═════ Records to use
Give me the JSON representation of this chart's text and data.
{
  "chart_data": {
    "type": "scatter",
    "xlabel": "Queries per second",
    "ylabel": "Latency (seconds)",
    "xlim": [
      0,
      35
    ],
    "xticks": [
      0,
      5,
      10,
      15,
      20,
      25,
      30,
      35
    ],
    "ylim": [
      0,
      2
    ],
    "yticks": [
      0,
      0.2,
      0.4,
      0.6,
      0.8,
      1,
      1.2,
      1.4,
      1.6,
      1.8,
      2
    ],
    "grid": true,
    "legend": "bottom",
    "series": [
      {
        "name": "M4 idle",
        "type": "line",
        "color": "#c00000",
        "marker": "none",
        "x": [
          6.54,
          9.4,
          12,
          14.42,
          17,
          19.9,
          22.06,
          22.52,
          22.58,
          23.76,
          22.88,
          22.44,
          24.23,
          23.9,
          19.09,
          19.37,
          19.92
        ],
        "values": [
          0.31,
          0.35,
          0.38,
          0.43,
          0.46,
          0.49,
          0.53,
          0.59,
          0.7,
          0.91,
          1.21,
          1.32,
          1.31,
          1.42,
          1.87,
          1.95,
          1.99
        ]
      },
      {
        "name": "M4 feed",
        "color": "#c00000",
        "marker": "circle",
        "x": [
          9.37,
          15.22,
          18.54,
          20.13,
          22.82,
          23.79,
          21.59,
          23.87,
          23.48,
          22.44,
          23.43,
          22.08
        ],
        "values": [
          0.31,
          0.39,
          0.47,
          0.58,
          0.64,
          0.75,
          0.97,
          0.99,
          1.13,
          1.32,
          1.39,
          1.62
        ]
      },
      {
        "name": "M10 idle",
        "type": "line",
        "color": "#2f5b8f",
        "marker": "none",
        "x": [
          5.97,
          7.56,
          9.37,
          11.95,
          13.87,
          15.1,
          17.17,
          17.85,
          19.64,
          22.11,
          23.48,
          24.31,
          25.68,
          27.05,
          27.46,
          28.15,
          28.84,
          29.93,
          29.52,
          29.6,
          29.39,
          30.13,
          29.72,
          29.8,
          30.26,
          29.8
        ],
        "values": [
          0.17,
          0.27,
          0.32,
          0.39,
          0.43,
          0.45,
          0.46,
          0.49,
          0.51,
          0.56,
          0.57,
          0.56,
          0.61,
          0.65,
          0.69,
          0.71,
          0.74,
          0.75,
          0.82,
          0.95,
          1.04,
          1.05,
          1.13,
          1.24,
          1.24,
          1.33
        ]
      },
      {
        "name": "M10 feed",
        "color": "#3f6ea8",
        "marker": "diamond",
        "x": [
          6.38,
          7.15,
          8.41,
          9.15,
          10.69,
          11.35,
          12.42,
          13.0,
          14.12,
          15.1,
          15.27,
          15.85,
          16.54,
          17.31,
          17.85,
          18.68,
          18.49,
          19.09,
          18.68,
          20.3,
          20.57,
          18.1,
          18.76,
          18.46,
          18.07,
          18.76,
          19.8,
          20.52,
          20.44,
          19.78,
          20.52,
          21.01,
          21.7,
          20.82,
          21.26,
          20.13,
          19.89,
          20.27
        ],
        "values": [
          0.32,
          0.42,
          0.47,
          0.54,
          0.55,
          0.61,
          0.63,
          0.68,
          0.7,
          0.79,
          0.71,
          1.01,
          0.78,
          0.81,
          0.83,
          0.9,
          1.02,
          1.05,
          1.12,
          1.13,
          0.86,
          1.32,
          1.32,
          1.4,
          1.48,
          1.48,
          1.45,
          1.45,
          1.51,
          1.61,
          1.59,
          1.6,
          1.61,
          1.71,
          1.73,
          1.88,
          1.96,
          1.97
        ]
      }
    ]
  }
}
══════════
Exactly reproduce every line found in the records.

Give me the JSON representation of this chart's text and data.
{
  "chart_data": {
    "type": "scatter",
    "xlabel": "Queries per second",
    "ylabel": "Latency (seconds)",
    "xlim": [
      0,
      35
    ],
    "xticks": [
      0,
      5,
      10,
      15,
      20,
      25,
      30,
      35
    ],
    "ylim": [
      0,
      2
    ],
    "yticks": [
      0,
      0.2,
      0.4,
      0.6,
      0.8,
      1,
      1.2,
      1.4,
      1.6,
      1.8,
      2
    ],
    "grid": true,
    "legend": "bottom",
    "series": [
      {
        "name": "M4 idle",
        "type": "line",
        "color": "#c00000",
        "marker": "none",
        "x": [
          6.54,
          9.4,
          12,
          14.42,
          17,
          19.9,
          22.06,
          22.52,
          22.58,
          23.76,
          22.88,
          22.44,
          24.23,
          23.9,
          19.09,
          19.37,
          19.92
        ],
        "values": [
          0.31,
          0.35,
          0.38,
          0.43,
          0.46,
          0.49,
          0.53,
          0.59,
          0.7,
          0.91,
          1.21,
          1.32,
          1.31,
          1.42,
          1.87,
          1.95,
          1.99
        ]
      },
      {
        "name": "M4 feed",
        "color": "#c00000",
        "marker": "circle",
        "x": [
          9.37,
          15.22,
          18.54,
          20.13,
          22.82,
          23.79,
          21.59,
          23.87,
          23.48,
          22.44,
          23.43,
          22.08
        ],
        "values": [
          0.31,
          0.39,
          0.47,
          0.58,
          0.64,
          0.75,
          0.97,
          0.99,
          1.13,
          1.32,
          1.39,
          1.62
        ]
      },
      {
        "name": "M10 idle",
        "type": "line",
        "color": "#2f5b8f",
        "marker": "none",
        "x": [
          5.97,
          7.56,
          9.37,
          11.95,
          13.87,
          15.1,
          17.17,
          17.85,
          19.64,
          22.11,
          23.48,
          24.31,
          25.68,
          27.05,
          27.46,
          28.15,
          28.84,
          29.93,
          29.52,
          29.6,
          29.39,
          30.13,
          29.72,
          29.8,
          30.26,
          29.8
        ],
        "values": [
          0.17,
          0.27,
          0.32,
          0.39,
          0.43,
          0.45,
          0.46,
          0.49,
          0.51,
          0.56,
          0.57,
          0.56,
          0.61,
          0.65,
          0.69,
          0.71,
          0.74,
          0.75,
          0.82,
          0.95,
          1.04,
          1.05,
          1.13,
          1.24,
          1.24,
          1.33
        ]
      },
      {
        "name": "M10 feed",
        "color": "#3f6ea8",
        "marker": "diamond",
        "x": [
          6.38,
          7.15,
          8.41,
          9.15,
          10.69,
          11.35,
          12.42,
          13.0,
          14.12,
          15.1,
          15.27,
          15.85,
          16.54,
          17.31,
          17.85,
          18.68,
          18.49,
          19.09,
          18.68,
          20.3,
          20.57,
          18.1,
          18.76,
          18.46,
          18.07,
          18.76,
          19.8,
          20.52,
          20.44,
          19.78,
          20.52,
          21.01,
          21.7,
          20.82,
          21.26,
          20.13,
          19.89,
          20.27
        ],
        "values": [
          0.32,
          0.42,
          0.47,
          0.54,
          0.55,
          0.61,
          0.63,
          0.68,
          0.7,
          0.79,
          0.71,
          1.01,
          0.78,
          0.81,
          0.83,
          0.9,
          1.02,
          1.05,
          1.12,
          1.13,
          0.86,
          1.32,
          1.32,
          1.4,
          1.48,
          1.48,
          1.45,
          1.45,
          1.51,
          1.61,
          1.59,
          1.6,
          1.61,
          1.71,
          1.73,
          1.88,
          1.96,
          1.97
        ]
      }
    ]
  }
}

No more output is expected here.